§ DIRECTIONS FOR THIS TASK: Write out the records again, exactly, leaving none out.

■ ■ ■ ■ ■

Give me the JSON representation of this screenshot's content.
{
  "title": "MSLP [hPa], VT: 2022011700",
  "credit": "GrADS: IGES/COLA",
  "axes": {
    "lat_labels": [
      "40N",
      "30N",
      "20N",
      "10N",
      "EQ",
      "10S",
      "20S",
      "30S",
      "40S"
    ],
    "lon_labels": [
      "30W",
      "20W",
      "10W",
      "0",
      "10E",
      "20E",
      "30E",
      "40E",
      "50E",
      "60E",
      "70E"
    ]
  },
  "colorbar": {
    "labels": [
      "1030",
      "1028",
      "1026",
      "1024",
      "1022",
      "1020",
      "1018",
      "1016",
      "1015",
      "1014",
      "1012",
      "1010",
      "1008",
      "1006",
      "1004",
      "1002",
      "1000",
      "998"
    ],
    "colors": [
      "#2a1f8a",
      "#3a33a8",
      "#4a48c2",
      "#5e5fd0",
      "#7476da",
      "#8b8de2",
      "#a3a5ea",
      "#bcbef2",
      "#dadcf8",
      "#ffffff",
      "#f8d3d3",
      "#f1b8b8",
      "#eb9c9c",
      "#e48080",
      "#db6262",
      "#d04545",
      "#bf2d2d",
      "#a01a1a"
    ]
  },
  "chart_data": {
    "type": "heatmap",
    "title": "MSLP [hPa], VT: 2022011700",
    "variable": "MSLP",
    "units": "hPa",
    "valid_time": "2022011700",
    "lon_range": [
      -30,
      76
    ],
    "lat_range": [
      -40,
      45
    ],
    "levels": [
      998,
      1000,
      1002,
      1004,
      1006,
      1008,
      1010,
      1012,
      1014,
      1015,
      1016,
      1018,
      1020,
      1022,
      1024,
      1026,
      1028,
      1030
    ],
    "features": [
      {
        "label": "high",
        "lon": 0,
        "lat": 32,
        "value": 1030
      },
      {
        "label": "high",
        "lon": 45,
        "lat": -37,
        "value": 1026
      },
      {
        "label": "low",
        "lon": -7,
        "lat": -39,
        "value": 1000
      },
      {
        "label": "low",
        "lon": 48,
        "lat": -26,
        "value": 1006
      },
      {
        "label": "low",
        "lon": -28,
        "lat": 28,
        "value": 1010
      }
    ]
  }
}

■ ■ ■ ■ ■

§ FINAL RESULT:
Give me the JSON representation of this screenshot's content.
{
  "title": "MSLP [hPa], VT: 2022011700",
  "credit": "GrADS: IGES/COLA",
  "axes": {
    "lat_labels": [
      "40N",
      "30N",
      "20N",
      "10N",
      "EQ",
      "10S",
      "20S",
      "30S",
      "40S"
    ],
    "lon_labels": [
      "30W",
      "20W",
      "10W",
      "0",
      "10E",
      "20E",
      "30E",
      "40E",
      "50E",
      "60E",
      "70E"
    ]
  },
  "colorbar": {
    "labels": [
      "1030",
      "1028",
      "1026",
      "1024",
      "1022",
      "1020",
      "1018",
      "1016",
      "1015",
      "1014",
      "1012",
      "1010",
      "1008",
      "1006",
      "1004",
      "1002",
      "1000",
      "998"
    ],
    "colors": [
      "#2a1f8a",
      "#3a33a8",
      "#4a48c2",
      "#5e5fd0",
      "#7476da",
      "#8b8de2",
      "#a3a5ea",
      "#bcbef2",
      "#dadcf8",
      "#ffffff",
      "#f8d3d3",
      "#f1b8b8",
      "#eb9c9c",
      "#e48080",
      "#db6262",
      "#d04545",
      "#bf2d2d",
      "#a01a1a"
    ]
  },
  "chart_data": {
    "type": "heatmap",
    "title": "MSLP [hPa], VT: 2022011700",
    "variable": "MSLP",
    "units": "hPa",
    "valid_time": "2022011700",
    "lon_range": [
      -30,
      76
    ],
    "lat_range": [
      -40,
      45
    ],
    "levels": [
      998,
      1000,
      1002,
      1004,
      1006,
      1008,
      1010,
      1012,
      1014,
      1015,
      1016,
      1018,
      1020,
      1022,
      1024,
      1026,
      1028,
      1030
    ],
    "features": [
      {
        "label": "high",
        "lon": 0,
        "lat": 32,
        "value": 1030
      },
      {
        "label": "high",
        "lon": 45,
        "lat": -37,
        "value": 1026
      },
      {
        "label": "low",
        "lon": -7,
        "lat": -39,
        "value": 1000
      },
      {
        "label": "low",
        "lon": 48,
        "lat": -26,
        "value": 1006
      },
      {
        "label": "low",
        "lon": -28,
        "lat": 28,
        "value": 1010
      }
    ]
  }
}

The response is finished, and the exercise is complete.